**GIVEN EXERCISE**
In the listing below, pick out lines with "JSON".

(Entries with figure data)
◆ ◆ ◆ ◆
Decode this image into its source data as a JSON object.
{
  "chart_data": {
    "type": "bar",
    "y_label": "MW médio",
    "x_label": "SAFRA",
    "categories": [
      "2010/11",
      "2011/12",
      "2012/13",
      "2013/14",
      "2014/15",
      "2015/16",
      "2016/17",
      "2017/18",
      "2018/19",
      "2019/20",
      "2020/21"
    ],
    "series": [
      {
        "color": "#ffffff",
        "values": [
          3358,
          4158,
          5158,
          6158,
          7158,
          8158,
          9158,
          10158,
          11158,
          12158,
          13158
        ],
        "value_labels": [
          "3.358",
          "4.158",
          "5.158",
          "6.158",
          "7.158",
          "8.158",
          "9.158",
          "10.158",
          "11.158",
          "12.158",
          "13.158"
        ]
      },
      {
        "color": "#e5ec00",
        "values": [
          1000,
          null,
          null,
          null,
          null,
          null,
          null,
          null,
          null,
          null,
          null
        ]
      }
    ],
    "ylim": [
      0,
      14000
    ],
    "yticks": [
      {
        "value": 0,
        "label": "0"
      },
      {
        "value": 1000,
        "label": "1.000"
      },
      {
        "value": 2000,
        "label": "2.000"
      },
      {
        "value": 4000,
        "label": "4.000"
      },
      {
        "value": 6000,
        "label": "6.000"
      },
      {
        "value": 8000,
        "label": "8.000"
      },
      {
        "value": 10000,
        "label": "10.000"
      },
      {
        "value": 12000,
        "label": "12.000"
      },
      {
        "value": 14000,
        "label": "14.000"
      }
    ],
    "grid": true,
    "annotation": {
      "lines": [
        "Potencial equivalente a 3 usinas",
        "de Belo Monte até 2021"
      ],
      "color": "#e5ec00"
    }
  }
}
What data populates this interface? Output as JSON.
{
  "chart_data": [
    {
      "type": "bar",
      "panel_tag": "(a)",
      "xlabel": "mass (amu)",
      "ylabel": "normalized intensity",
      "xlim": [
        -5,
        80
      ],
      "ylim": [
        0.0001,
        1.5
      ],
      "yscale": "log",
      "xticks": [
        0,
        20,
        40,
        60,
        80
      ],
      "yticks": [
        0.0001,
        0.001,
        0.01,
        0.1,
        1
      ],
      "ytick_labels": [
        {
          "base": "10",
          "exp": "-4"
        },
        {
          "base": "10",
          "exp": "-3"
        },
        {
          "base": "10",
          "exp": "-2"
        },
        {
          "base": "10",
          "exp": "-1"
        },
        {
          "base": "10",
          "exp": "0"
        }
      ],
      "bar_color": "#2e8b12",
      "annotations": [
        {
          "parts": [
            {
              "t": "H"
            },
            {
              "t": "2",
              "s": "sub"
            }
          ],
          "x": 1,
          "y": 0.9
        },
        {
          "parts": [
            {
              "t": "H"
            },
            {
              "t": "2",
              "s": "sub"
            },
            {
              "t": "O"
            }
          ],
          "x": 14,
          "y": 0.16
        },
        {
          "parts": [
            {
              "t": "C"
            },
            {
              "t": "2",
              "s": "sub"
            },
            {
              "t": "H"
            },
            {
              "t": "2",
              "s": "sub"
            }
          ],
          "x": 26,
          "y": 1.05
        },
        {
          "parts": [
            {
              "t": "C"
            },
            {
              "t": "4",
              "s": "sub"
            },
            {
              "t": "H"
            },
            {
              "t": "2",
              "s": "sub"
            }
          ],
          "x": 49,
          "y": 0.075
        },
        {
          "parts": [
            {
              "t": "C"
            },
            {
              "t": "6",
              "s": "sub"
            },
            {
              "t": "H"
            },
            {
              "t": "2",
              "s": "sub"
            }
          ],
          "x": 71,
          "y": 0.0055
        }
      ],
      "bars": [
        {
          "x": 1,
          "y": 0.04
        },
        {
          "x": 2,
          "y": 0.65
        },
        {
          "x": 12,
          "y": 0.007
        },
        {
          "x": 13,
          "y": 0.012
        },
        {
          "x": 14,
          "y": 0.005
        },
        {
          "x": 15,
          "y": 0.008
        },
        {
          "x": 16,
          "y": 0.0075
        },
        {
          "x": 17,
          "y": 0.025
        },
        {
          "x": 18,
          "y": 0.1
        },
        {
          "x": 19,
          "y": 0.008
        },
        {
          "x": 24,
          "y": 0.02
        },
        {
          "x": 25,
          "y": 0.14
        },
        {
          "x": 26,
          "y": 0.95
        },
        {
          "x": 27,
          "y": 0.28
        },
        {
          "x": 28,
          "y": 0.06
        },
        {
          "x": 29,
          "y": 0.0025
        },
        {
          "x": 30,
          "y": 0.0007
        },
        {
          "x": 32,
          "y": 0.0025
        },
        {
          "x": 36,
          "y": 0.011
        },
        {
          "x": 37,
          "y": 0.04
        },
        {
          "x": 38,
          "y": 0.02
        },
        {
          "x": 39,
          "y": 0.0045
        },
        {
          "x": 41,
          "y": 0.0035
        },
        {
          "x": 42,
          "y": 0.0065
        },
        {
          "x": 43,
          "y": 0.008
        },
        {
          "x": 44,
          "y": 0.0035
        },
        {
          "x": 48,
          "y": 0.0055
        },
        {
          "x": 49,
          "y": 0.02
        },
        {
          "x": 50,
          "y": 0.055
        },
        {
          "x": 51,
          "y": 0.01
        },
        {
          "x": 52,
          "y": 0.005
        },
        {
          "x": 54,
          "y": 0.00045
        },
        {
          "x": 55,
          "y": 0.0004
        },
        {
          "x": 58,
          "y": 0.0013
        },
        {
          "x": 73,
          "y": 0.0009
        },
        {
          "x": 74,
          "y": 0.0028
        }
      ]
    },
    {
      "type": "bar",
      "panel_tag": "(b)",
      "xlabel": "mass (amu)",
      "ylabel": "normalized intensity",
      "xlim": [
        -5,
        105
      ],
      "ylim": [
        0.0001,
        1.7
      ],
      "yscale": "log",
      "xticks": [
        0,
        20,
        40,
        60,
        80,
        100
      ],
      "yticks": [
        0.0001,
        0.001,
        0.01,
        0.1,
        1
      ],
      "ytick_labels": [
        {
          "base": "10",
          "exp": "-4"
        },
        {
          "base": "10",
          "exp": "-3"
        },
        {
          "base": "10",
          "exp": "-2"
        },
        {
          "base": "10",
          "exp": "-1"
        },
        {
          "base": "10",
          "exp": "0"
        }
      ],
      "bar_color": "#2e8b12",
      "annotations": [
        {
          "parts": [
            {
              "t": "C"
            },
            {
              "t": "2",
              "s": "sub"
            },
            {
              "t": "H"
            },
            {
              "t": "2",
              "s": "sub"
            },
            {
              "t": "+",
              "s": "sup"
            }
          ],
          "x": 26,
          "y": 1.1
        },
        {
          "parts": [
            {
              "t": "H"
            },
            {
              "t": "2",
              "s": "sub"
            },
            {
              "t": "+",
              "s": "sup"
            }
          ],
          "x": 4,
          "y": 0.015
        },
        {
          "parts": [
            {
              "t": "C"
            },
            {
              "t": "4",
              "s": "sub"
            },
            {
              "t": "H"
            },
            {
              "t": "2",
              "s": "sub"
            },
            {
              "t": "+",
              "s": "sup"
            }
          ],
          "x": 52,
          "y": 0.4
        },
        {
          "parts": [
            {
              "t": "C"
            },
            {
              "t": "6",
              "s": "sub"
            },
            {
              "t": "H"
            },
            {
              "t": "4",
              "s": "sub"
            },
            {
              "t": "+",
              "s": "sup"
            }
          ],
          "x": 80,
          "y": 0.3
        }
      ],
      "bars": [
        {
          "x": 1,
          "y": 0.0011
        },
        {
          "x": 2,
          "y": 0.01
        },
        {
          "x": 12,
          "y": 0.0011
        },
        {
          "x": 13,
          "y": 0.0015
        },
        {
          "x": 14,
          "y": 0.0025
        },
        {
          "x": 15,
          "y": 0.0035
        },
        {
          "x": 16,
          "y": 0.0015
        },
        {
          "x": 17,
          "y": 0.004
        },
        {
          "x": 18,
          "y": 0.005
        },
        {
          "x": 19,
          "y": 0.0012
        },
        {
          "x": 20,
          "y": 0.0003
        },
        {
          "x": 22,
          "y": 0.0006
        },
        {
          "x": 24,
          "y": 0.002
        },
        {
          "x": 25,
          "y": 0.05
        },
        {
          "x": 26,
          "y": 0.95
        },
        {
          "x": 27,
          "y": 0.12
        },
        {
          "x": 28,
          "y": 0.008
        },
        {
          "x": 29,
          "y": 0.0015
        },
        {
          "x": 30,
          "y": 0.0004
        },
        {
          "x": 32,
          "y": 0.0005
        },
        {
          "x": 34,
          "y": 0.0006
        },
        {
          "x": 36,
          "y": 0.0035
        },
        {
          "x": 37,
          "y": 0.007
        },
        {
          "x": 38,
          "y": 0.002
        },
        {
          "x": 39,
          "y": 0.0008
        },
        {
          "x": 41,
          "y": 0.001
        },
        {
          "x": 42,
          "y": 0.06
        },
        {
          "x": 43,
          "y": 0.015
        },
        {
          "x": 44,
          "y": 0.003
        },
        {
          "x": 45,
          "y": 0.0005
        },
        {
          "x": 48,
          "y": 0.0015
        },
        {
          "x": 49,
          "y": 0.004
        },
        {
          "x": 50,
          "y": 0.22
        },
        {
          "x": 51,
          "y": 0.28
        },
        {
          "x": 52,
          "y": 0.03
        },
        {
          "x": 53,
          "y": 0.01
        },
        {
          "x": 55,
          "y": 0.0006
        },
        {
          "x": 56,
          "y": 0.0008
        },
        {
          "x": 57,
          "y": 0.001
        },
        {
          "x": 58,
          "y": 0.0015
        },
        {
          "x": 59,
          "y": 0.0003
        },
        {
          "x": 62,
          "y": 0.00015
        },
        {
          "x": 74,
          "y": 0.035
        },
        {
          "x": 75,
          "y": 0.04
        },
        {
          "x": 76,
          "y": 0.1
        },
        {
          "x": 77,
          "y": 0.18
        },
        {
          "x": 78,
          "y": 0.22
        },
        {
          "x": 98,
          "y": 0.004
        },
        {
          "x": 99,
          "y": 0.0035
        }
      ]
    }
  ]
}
◆ ◆ ◆ ◆
**RESULT BELOW**
Decode this image into its source data as a JSON object.
What data populates this interface? Output as JSON.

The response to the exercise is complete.